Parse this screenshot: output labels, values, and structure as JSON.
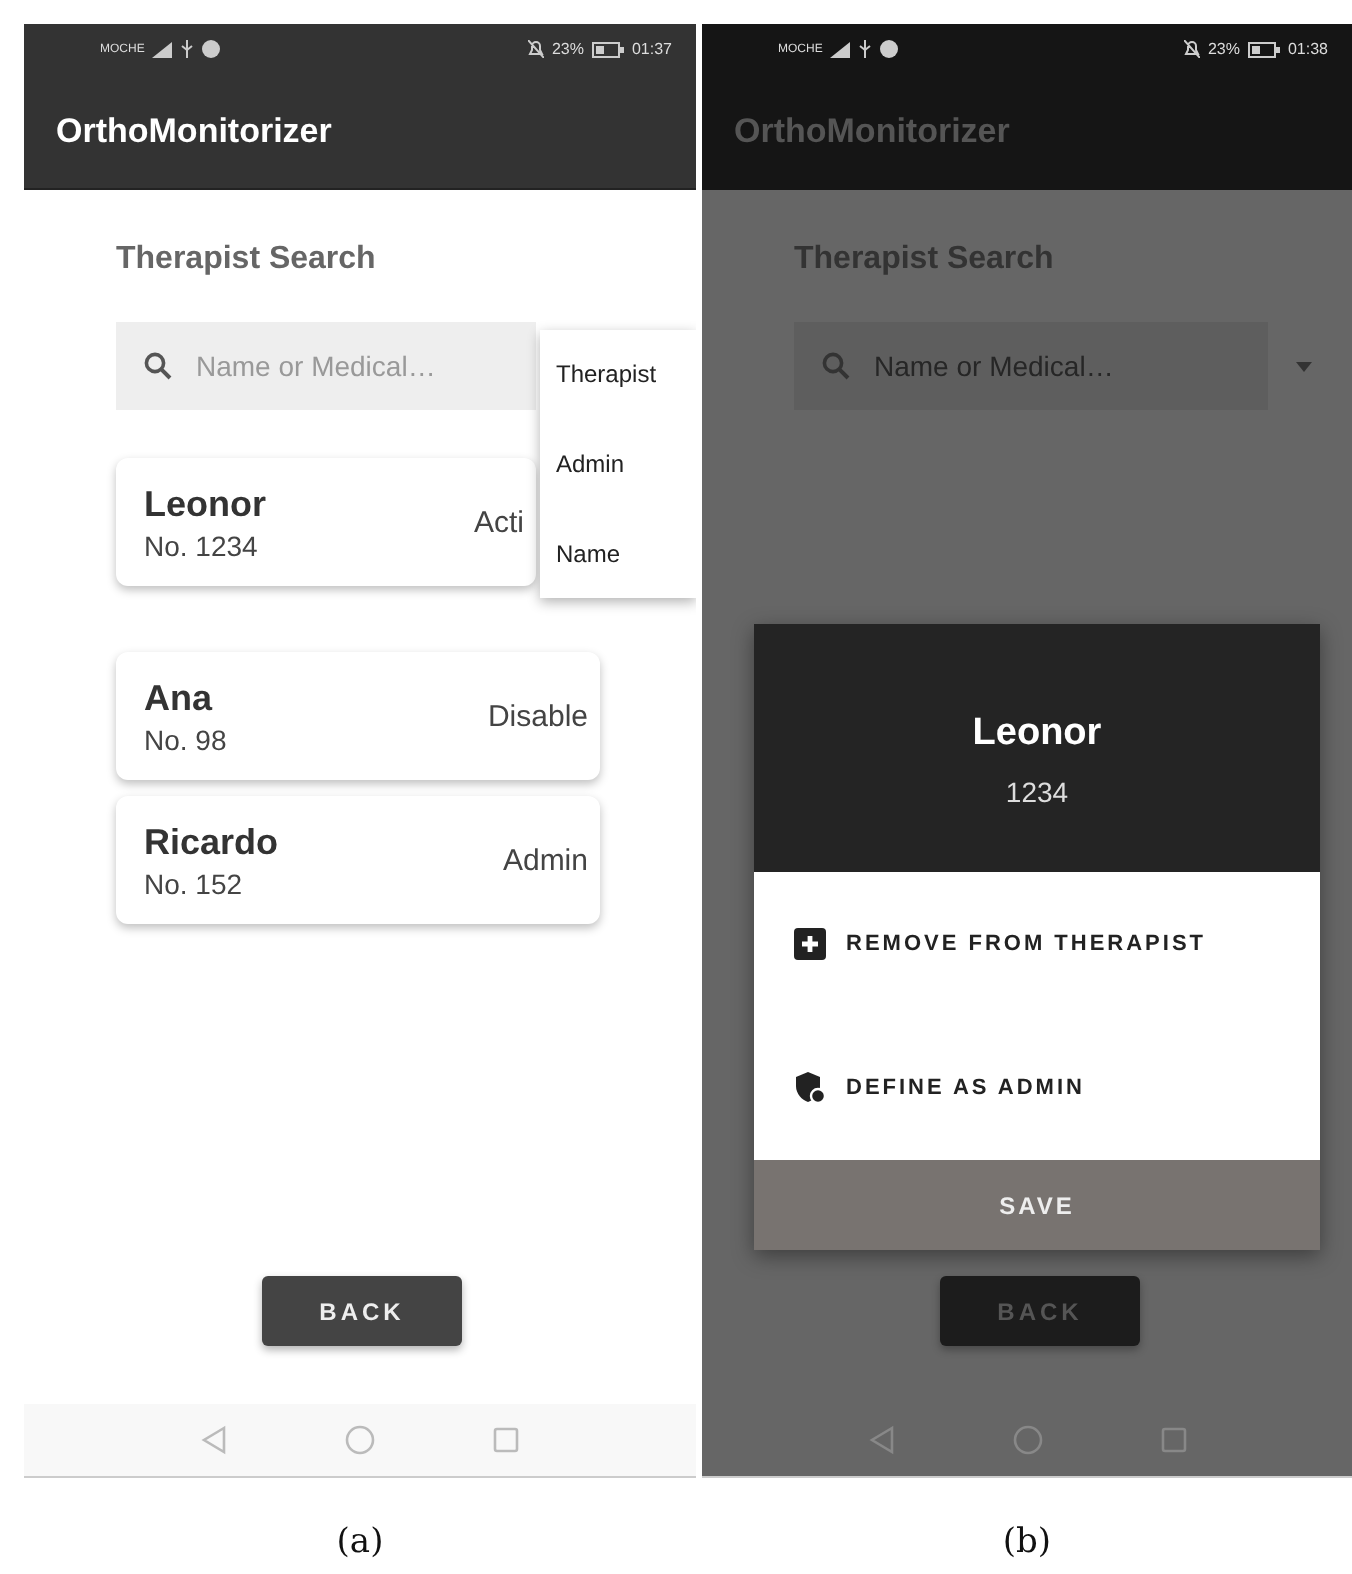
{
  "screens": [
    {
      "caption": "(a)",
      "dimmed": false,
      "status_bar": {
        "carrier": "MOCHE",
        "battery": "23%",
        "time": "01:37"
      },
      "app_title": "OrthoMonitorizer",
      "heading": "Therapist Search",
      "search": {
        "placeholder": "Name or Medical…"
      },
      "filter_menu": {
        "items": [
          "Therapist",
          "Admin",
          "Name"
        ]
      },
      "users": [
        {
          "name": "Leonor",
          "number": "No. 1234",
          "status": "Acti"
        },
        {
          "name": "Ana",
          "number": "No. 98",
          "status": "Disable"
        },
        {
          "name": "Ricardo",
          "number": "No. 152",
          "status": "Admin"
        }
      ],
      "back_button": "BACK"
    },
    {
      "caption": "(b)",
      "dimmed": true,
      "status_bar": {
        "carrier": "MOCHE",
        "battery": "23%",
        "time": "01:38"
      },
      "app_title": "OrthoMonitorizer",
      "heading": "Therapist Search",
      "search": {
        "placeholder": "Name or Medical…"
      },
      "dialog": {
        "name": "Leonor",
        "number": "1234",
        "actions": [
          {
            "kind": "remove",
            "label": "REMOVE FROM THERAPIST"
          },
          {
            "kind": "admin",
            "label": "DEFINE AS ADMIN"
          }
        ],
        "save": "SAVE"
      },
      "back_button": "BACK"
    }
  ]
}
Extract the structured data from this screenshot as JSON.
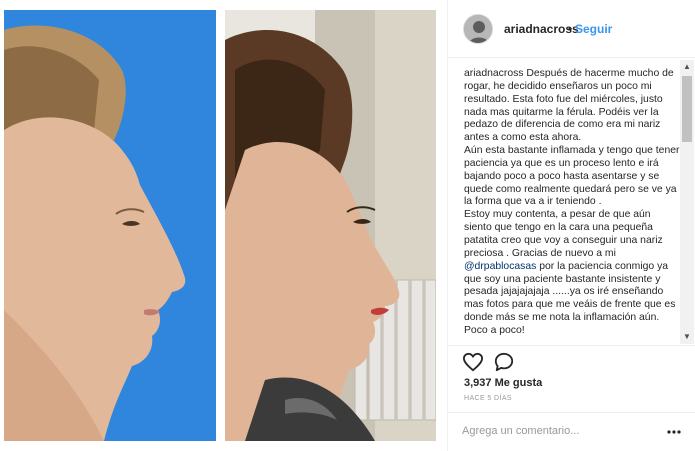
{
  "post": {
    "username": "ariadnacross",
    "separator": "•",
    "follow_label": "Seguir",
    "caption": {
      "user": "ariadnacross",
      "text_before": " Después de hacerme mucho de rogar, he decidido enseñaros un poco mi resultado. Esta foto fue del miércoles, justo nada mas quitarme la férula. Podéis ver la pedazo de diferencia de como era mi nariz antes a como esta ahora.\nAún esta bastante inflamada y tengo que tener paciencia ya que es un proceso lento e irá bajando poco a poco hasta asentarse y se quede como realmente quedará pero se ve ya la forma que va a ir teniendo .\nEstoy muy contenta, a pesar de que aún siento que tengo en la cara una pequeña patatita creo que voy a conseguir una nariz preciosa . Gracias de nuevo a mi ",
      "mention": "@drpablocasas",
      "text_after": " por la paciencia conmigo ya que soy una paciente bastante insistente y pesada jajajajajaja ......ya os iré enseñando mas fotos para que me veáis de frente que es donde más se me nota la inflamación aún. Poco a poco!"
    },
    "likes": "3,937 Me gusta",
    "time_ago": "HACE 5 DÍAS",
    "comment_placeholder": "Agrega un comentario...",
    "colors": {
      "link": "#3897f0",
      "text": "#262626",
      "muted": "#999999",
      "left_photo_background": "#2f86dc"
    },
    "icons": [
      "heart-icon",
      "comment-icon",
      "more-options-icon",
      "scroll-up-icon",
      "scroll-down-icon"
    ]
  }
}
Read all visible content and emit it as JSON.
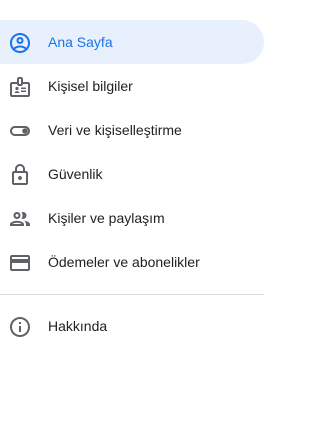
{
  "nav": {
    "items": [
      {
        "label": "Ana Sayfa",
        "icon": "account-circle-icon",
        "active": true
      },
      {
        "label": "Kişisel bilgiler",
        "icon": "id-card-icon"
      },
      {
        "label": "Veri ve kişiselleştirme",
        "icon": "toggle-icon"
      },
      {
        "label": "Güvenlik",
        "icon": "lock-icon"
      },
      {
        "label": "Kişiler ve paylaşım",
        "icon": "people-icon"
      },
      {
        "label": "Ödemeler ve abonelikler",
        "icon": "credit-card-icon"
      }
    ],
    "footer_items": [
      {
        "label": "Hakkında",
        "icon": "info-icon"
      }
    ]
  },
  "colors": {
    "accent": "#1a73e8",
    "active_bg": "#e8f0fe",
    "text": "#202124",
    "icon": "#5f6368",
    "divider": "#dadce0"
  }
}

TASK DESCRIPTION:
Except for the pictures, give all the material above again verbatim.

WRITTEN RESPONSE:
Parse this screenshot: output labels, values, and structure as JSON.
{
  "screens": [
    {
      "caption": "(a)",
      "dimmed": false,
      "status_bar": {
        "carrier": "MOCHE",
        "battery": "23%",
        "time": "01:37"
      },
      "app_title": "OrthoMonitorizer",
      "heading": "Therapist Search",
      "search": {
        "placeholder": "Name or Medical…"
      },
      "filter_menu": {
        "items": [
          "Therapist",
          "Admin",
          "Name"
        ]
      },
      "users": [
        {
          "name": "Leonor",
          "number": "No. 1234",
          "status": "Acti"
        },
        {
          "name": "Ana",
          "number": "No. 98",
          "status": "Disable"
        },
        {
          "name": "Ricardo",
          "number": "No. 152",
          "status": "Admin"
        }
      ],
      "back_button": "BACK"
    },
    {
      "caption": "(b)",
      "dimmed": true,
      "status_bar": {
        "carrier": "MOCHE",
        "battery": "23%",
        "time": "01:38"
      },
      "app_title": "OrthoMonitorizer",
      "heading": "Therapist Search",
      "search": {
        "placeholder": "Name or Medical…"
      },
      "dialog": {
        "name": "Leonor",
        "number": "1234",
        "actions": [
          {
            "kind": "remove",
            "label": "REMOVE FROM THERAPIST"
          },
          {
            "kind": "admin",
            "label": "DEFINE AS ADMIN"
          }
        ],
        "save": "SAVE"
      },
      "back_button": "BACK"
    }
  ]
}
Extract the structured data from this screenshot as JSON.
{
  "post": {
    "username": "ariadnacross",
    "separator": "•",
    "follow_label": "Seguir",
    "caption": {
      "user": "ariadnacross",
      "text_before": " Después de hacerme mucho de rogar, he decidido enseñaros un poco mi resultado. Esta foto fue del miércoles, justo nada mas quitarme la férula. Podéis ver la pedazo de diferencia de como era mi nariz antes a como esta ahora.\nAún esta bastante inflamada y tengo que tener paciencia ya que es un proceso lento e irá bajando poco a poco hasta asentarse y se quede como realmente quedará pero se ve ya la forma que va a ir teniendo .\nEstoy muy contenta, a pesar de que aún siento que tengo en la cara una pequeña patatita creo que voy a conseguir una nariz preciosa . Gracias de nuevo a mi ",
      "mention": "@drpablocasas",
      "text_after": " por la paciencia conmigo ya que soy una paciente bastante insistente y pesada jajajajajaja ......ya os iré enseñando mas fotos para que me veáis de frente que es donde más se me nota la inflamación aún. Poco a poco!"
    },
    "likes": "3,937 Me gusta",
    "time_ago": "HACE 5 DÍAS",
    "comment_placeholder": "Agrega un comentario...",
    "colors": {
      "link": "#3897f0",
      "text": "#262626",
      "muted": "#999999",
      "left_photo_background": "#2f86dc"
    },
    "icons": [
      "heart-icon",
      "comment-icon",
      "more-options-icon",
      "scroll-up-icon",
      "scroll-down-icon"
    ]
  }
}
Read all visible content and emit it as JSON.
{
  "nav": {
    "items": [
      {
        "label": "Ana Sayfa",
        "icon": "account-circle-icon",
        "active": true
      },
      {
        "label": "Kişisel bilgiler",
        "icon": "id-card-icon"
      },
      {
        "label": "Veri ve kişiselleştirme",
        "icon": "toggle-icon"
      },
      {
        "label": "Güvenlik",
        "icon": "lock-icon"
      },
      {
        "label": "Kişiler ve paylaşım",
        "icon": "people-icon"
      },
      {
        "label": "Ödemeler ve abonelikler",
        "icon": "credit-card-icon"
      }
    ],
    "footer_items": [
      {
        "label": "Hakkında",
        "icon": "info-icon"
      }
    ]
  },
  "colors": {
    "accent": "#1a73e8",
    "active_bg": "#e8f0fe",
    "text": "#202124",
    "icon": "#5f6368",
    "divider": "#dadce0"
  }
}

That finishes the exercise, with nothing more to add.